# START OF Given records

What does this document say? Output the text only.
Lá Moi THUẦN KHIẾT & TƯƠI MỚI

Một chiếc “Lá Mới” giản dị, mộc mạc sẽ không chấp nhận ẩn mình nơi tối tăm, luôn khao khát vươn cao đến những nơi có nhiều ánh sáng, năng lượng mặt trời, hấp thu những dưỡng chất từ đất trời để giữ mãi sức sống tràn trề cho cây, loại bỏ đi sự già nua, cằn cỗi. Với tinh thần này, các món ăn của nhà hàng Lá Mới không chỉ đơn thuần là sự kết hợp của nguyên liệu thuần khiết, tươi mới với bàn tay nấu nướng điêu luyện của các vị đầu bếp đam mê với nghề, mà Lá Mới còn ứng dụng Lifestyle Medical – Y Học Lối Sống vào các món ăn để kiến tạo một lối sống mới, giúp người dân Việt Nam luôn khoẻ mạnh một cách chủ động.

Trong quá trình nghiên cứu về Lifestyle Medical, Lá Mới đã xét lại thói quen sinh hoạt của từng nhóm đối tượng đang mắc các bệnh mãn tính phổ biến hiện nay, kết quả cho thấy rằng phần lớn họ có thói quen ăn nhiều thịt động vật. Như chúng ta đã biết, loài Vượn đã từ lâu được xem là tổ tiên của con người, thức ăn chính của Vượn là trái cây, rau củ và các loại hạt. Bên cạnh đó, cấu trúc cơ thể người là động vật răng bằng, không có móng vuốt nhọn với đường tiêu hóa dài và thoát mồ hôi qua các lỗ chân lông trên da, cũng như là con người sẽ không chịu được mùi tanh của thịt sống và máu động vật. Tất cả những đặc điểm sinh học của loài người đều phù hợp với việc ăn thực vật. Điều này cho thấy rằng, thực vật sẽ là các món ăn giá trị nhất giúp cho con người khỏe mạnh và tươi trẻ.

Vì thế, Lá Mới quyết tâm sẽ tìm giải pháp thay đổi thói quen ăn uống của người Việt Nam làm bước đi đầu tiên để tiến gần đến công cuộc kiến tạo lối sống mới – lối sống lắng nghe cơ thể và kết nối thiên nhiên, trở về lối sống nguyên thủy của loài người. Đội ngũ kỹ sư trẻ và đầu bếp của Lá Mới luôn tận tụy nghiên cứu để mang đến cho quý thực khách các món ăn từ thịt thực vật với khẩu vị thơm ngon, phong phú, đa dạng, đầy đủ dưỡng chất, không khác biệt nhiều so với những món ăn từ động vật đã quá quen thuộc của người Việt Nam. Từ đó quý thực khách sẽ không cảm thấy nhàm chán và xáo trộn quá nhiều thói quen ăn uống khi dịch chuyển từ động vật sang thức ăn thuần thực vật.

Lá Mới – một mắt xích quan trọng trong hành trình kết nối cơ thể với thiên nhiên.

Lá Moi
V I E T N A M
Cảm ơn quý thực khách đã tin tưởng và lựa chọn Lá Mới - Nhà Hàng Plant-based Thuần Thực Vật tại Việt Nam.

# END OF Given records
# START OF Given records

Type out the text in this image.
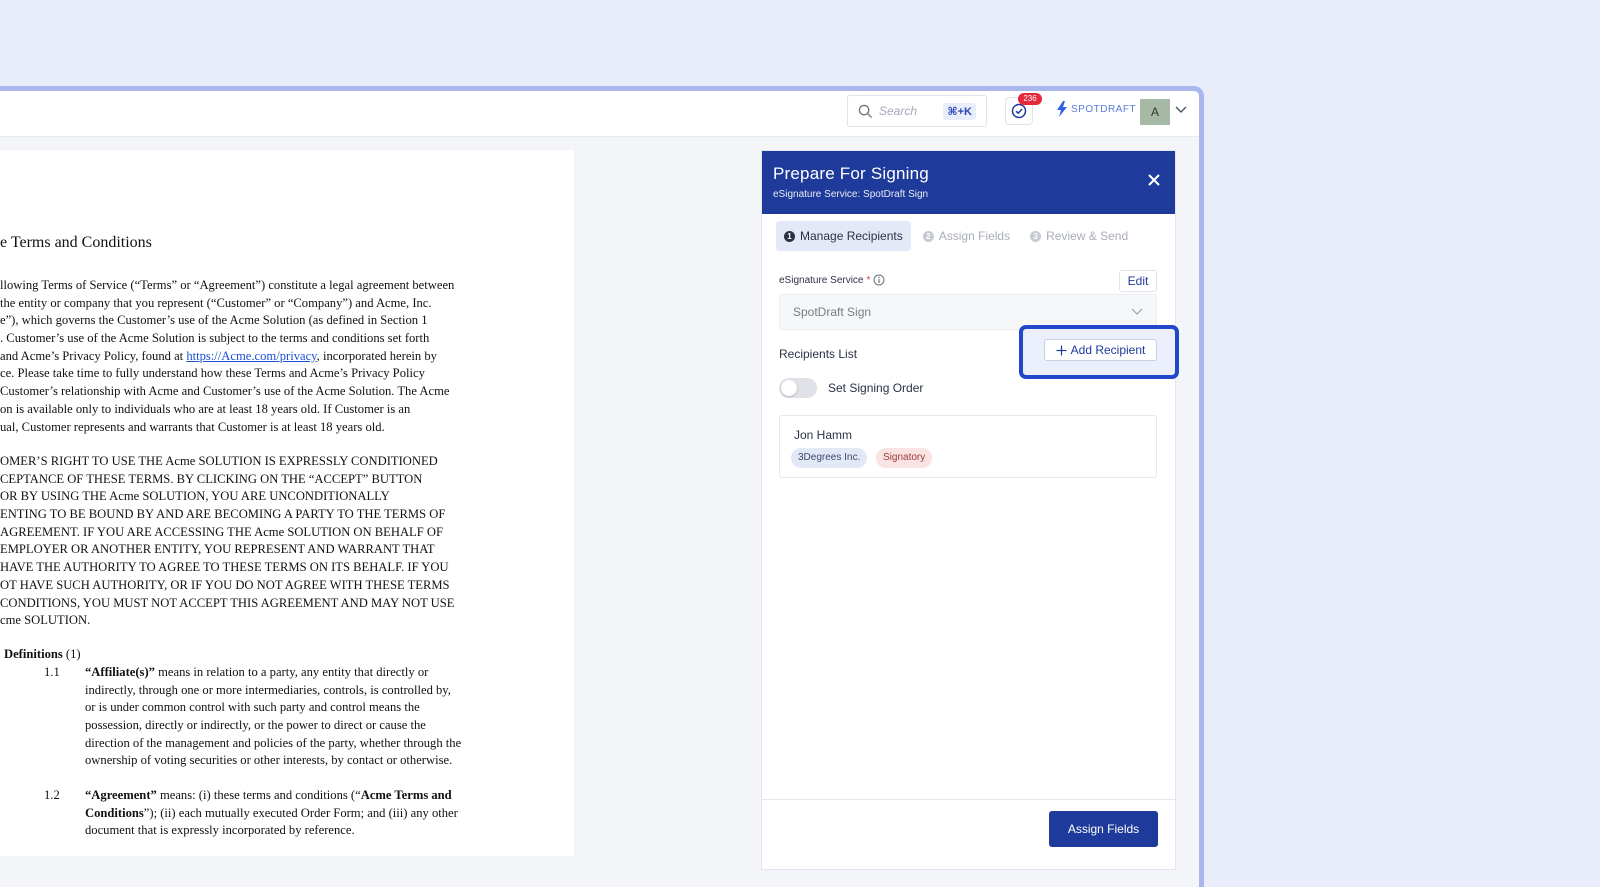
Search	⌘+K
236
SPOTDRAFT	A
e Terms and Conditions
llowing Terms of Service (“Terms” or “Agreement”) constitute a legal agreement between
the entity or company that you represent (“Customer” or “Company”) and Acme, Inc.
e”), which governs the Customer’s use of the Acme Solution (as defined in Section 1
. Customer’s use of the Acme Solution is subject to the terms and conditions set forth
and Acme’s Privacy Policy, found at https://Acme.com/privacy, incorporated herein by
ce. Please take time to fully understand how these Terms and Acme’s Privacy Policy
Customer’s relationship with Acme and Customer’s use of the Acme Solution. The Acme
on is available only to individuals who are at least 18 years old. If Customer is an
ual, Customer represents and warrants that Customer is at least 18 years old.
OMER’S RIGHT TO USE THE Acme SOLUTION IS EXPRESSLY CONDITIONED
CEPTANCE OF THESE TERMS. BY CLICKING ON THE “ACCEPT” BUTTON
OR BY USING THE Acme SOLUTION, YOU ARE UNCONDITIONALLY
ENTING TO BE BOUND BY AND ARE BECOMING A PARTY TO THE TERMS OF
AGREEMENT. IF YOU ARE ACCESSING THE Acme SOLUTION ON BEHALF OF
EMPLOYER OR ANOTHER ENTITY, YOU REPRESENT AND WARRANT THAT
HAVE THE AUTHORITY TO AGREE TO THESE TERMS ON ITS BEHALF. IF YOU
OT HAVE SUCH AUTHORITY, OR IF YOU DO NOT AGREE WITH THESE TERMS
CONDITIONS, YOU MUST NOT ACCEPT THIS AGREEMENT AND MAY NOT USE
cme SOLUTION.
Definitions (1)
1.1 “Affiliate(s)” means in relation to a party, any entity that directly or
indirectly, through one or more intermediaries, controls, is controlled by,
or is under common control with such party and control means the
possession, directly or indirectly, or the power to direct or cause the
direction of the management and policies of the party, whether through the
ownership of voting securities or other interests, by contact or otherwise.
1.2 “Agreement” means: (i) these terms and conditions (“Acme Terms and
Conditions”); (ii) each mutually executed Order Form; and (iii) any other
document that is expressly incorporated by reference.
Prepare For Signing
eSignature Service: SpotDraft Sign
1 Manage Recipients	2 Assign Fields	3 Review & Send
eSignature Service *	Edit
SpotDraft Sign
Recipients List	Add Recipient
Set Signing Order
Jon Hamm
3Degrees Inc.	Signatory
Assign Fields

# END OF Given records

## Work to complete
Report every line in the data above in which the word "only" appears.

## Output for this exercise
What does this document say? Output the text only.
on is available only to individuals who are at least 18 years old. If Customer is an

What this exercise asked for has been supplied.